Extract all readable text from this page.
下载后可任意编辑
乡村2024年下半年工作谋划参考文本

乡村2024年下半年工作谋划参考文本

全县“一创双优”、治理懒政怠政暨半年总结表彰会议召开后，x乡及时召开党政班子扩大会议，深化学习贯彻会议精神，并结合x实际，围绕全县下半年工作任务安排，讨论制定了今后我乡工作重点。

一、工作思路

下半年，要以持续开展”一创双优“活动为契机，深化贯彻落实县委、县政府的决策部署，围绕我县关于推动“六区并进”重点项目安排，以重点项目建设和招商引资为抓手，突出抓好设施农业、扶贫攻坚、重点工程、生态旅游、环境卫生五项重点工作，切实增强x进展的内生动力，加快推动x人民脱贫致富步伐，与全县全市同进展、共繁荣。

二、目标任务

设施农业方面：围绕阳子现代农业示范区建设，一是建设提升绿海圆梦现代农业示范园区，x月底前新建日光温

* * * * * * * * *

■ WHAT IS EXPECTED:
Gather all lines from the records above in which "一创双优" appears.

■ EXERCISE ANSWER:
全县“一创双优”、治理懒政怠政暨半年总结表彰会议召开后，x乡及时召开党政班子扩大会议，深化学习贯彻会议精神，并结合x实际，围绕全县下半年工作任务安排，讨论制定了今后我乡工作重点。
下半年，要以持续开展”一创双优“活动为契机，深化贯彻落实县委、县政府的决策部署，围绕我县关于推动“六区并进”重点项目安排，以重点项目建设和招商引资为抓手，突出抓好设施农业、扶贫攻坚、重点工程、生态旅游、环境卫生五项重点工作，切实增强x进展的内生动力，加快推动x人民脱贫致富步伐，与全县全市同进展、共繁荣。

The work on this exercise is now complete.